• Kumpulan Soal:
1. Ketik ulang tanpa perubahan bagian teks tentang pengawasan perikanan di Lombok Timur, dimulai dari "Pelaksanaan tugas dan" dan berlanjut hingga "kelihangan pekerjaan.".
2. Menurut teks tentang pengawasan perikanan di Lombok Timur, instansi apa yang mewakili pemerintah daerah sebagai salah satu aktor yang masih aktif?
3. Tuliskan kelanjutan teks tentang pengawasan perikanan di Lombok Timur, dimulai sesudah kalimat terakhirnya.

• Teks yang Diberikan:
=======

Saat ini, hanya tiga dari enam aktor yang masih aktif menlaksanakan tugas dan kewenangan yang ada. Ketiga aktor yang masih aktif dalam melaksanakan tugas dan
kewenangan yang ada antara lain nelayan lokal, KPPL Kawasan, dan pemerintah daerah yang diwakili oleh Dinas Kelautan dan Perikanan Kabupaten Lombok Timur.
Sedangkan, ketiga aktor yang lain, KKPK, pemerintah pusat, dan perguruan tinggi, peran serta mereka lebih banyak dirasakan saat program co-fish dari pemerintah
pusat berjalan, dan saat program ini telah berakhir peran serta mereka sudah tidak tampak di wilayah perairan Kabupaten Lombok Timur. Hal ini juga yang sering
menjadi kritik bahwa program oleh pemerintah pusat selalu terbatas oleh waktu Adhuri dan Indrawasih, 2003.
Pelaksanaan tugas dan kewenangan oleh aktor yang masih aktif pun bukan tidak memiliki hambatan dengan berakhirnya program co-fish ini. Hal ini terlihat
dengan adanya penurunan kualitas dan kuantitas dari kegiatan pengawasan perikanan terutama oleh KPPL Kawasan karena tidak ada lagi pemberi dana operasional
terbesar untuk kegiatan pengawasan perikanan, yang tersisa hanya speet boat yang tidak dapat digunakan, karena tingginya biaya operasional. Di sisi lain, resiko
keselamtan jiwa juga dirasakan menjadi salah satu hambatan dari pelaksanaan pengawasan perikanan. Di mana, jika nelayan lokal memperingatkan nelayan lokal
lain yang melakukan pelanggaran, maka ada kemungkinan nelayan lokal yang memperingatkan ini yang menjadi sasaran bom dan potas, sehingga mereka
kelihangan pekerjaan.
Selain itu, ketidakaktifan wanita nelayan, nelayan budidaya, dan nelayan pengolah hasil laut dalam kelembagaan awig-awig, menunjukkan bahwa tidak semua
aktor yang terlibat dalam pemanfaatan sumber daya perikanan pantai di Kabupaten Lombok Timur mendukung keberdaaan awig-awig. Ketidakikutsertaan wanita
nelayan hanya dikarenakan kegiatan pengawasan perikanan berbahaya bagi wanita. Di sisi lain, wanita nelayan turut serta aktif dalam membatu kegiatan penagkapan
yang dilakukan oleh suami mereka. Wanita nelayan ini banyak yang berprofesi sebagai pedagang ikan, yakni menjual hasil tangkapan suami mereka.

=======

Entri set data:
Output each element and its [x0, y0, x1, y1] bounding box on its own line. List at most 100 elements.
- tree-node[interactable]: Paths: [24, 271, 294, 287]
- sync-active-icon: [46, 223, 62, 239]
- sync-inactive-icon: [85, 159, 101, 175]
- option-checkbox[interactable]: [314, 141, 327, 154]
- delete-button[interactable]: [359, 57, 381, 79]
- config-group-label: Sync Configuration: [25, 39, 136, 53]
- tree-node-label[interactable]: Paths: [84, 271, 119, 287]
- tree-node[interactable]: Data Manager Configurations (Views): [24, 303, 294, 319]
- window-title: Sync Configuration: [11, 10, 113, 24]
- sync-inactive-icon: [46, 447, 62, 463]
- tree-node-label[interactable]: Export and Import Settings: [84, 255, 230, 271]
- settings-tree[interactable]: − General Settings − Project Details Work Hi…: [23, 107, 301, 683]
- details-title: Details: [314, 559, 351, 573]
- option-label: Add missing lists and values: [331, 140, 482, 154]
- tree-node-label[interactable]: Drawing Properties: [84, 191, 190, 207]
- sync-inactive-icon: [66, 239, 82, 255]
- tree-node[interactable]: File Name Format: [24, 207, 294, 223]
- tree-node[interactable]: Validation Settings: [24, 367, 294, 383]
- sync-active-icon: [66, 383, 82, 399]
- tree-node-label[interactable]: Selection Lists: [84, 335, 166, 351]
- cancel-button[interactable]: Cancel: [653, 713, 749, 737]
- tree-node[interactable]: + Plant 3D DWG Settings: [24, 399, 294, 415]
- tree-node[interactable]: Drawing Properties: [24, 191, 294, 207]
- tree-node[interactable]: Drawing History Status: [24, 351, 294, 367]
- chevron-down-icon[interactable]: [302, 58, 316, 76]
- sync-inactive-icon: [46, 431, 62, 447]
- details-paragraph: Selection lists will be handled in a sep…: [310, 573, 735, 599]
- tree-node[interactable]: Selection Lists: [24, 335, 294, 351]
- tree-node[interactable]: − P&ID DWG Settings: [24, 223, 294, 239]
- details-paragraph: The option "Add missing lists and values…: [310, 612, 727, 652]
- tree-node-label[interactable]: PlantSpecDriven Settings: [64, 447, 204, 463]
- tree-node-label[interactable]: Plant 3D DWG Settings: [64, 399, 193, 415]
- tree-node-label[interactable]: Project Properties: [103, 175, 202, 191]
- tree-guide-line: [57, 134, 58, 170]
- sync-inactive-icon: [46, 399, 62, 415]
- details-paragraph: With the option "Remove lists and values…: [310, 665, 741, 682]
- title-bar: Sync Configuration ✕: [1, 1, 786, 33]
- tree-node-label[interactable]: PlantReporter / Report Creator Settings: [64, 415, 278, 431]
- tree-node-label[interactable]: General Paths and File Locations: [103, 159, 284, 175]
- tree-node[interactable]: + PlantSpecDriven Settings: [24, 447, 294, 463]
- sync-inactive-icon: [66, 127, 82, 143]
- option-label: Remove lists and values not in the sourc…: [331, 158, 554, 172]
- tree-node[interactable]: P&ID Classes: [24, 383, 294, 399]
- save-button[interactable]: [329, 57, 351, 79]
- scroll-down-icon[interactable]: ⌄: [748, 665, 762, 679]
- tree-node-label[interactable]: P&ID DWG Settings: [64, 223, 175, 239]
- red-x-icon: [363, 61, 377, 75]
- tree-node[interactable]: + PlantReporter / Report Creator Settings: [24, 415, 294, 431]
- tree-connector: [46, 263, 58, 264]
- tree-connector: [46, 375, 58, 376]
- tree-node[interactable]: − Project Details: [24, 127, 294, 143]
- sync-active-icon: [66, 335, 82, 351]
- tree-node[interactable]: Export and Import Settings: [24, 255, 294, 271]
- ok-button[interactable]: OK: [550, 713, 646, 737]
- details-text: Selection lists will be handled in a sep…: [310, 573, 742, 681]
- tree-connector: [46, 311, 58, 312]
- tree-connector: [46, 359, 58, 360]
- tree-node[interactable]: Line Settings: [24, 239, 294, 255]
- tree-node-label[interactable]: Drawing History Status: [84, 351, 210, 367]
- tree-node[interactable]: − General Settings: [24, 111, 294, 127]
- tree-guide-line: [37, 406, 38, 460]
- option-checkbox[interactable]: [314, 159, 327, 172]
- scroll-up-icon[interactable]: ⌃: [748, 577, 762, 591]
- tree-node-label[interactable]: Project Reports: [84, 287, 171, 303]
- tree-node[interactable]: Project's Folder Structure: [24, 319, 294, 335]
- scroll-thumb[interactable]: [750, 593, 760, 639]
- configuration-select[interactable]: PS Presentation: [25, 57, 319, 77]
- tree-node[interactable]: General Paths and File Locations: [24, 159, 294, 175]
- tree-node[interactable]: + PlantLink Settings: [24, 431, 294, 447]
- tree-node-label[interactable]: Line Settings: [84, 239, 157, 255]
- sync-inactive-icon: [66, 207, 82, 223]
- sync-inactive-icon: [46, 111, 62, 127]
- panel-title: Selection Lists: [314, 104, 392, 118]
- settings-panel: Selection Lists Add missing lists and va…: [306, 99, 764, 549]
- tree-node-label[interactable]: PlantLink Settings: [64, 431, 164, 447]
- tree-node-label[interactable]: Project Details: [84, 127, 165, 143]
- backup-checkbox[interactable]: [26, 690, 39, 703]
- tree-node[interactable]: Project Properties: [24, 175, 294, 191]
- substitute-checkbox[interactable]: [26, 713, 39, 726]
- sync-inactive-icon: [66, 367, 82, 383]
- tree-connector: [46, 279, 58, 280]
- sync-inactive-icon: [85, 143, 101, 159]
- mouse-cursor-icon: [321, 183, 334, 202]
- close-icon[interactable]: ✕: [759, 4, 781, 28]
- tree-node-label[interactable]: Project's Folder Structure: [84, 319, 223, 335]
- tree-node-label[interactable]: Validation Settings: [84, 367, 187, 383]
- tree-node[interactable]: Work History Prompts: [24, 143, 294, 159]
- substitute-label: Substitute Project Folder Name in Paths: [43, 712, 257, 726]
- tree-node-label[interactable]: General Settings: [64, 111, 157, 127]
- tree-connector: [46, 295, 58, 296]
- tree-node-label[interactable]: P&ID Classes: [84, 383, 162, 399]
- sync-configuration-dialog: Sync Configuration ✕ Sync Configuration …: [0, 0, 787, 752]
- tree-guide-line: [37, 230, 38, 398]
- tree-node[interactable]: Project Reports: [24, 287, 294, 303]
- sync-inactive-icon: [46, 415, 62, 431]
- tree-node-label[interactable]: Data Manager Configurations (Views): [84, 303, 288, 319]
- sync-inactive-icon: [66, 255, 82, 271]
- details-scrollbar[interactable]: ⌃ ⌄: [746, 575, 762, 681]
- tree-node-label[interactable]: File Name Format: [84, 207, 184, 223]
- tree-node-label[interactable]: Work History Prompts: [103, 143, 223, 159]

=======

• Jawaban Tiap Soal:
1.
Pelaksanaan tugas dan kewenangan oleh aktor yang masih aktif pun bukan tidak memiliki hambatan dengan berakhirnya program co-fish ini. Hal ini terlihat
dengan adanya penurunan kualitas dan kuantitas dari kegiatan pengawasan perikanan terutama oleh KPPL Kawasan karena tidak ada lagi pemberi dana operasional
terbesar untuk kegiatan pengawasan perikanan, yang tersisa hanya speet boat yang tidak dapat digunakan, karena tingginya biaya operasional. Di sisi lain, resiko
keselamtan jiwa juga dirasakan menjadi salah satu hambatan dari pelaksanaan pengawasan perikanan. Di mana, jika nelayan lokal memperingatkan nelayan lokal
lain yang melakukan pelanggaran, maka ada kemungkinan nelayan lokal yang memperingatkan ini yang menjadi sasaran bom dan potas, sehingga mereka
kelihangan pekerjaan.

2. Dinas Kelautan dan Perikanan Kabupaten Lombok Timur.

3.
Sedangkan nelayan budidaya, terutama nelayan budidaya yang melakukan kegiatan budidaya laut seperti budidaya rumput laut, ikan kerapu, dan lain
sebagainya juga memanfaatkan wilayah perairan. Jika tidak ada kerja sama di antara nelayan tangkap dan nelayan budidaya, maka akan memicu konflik wilayah.
Demikian pula dengan nelayan pengolah hasil laut, di mana, nelayan pengolah hasil laut ini memanfaatkan sumber daya laut untuk diolah menjadi ikan kering atau
dipindang, sehingga, jika hasil laut yang dijual merupakan hasil tangkapan dari bom dan potas, hasil olahan juga akan memiliki kualitas yang buruk, sehingga nilai jual
pun tidak tinggi.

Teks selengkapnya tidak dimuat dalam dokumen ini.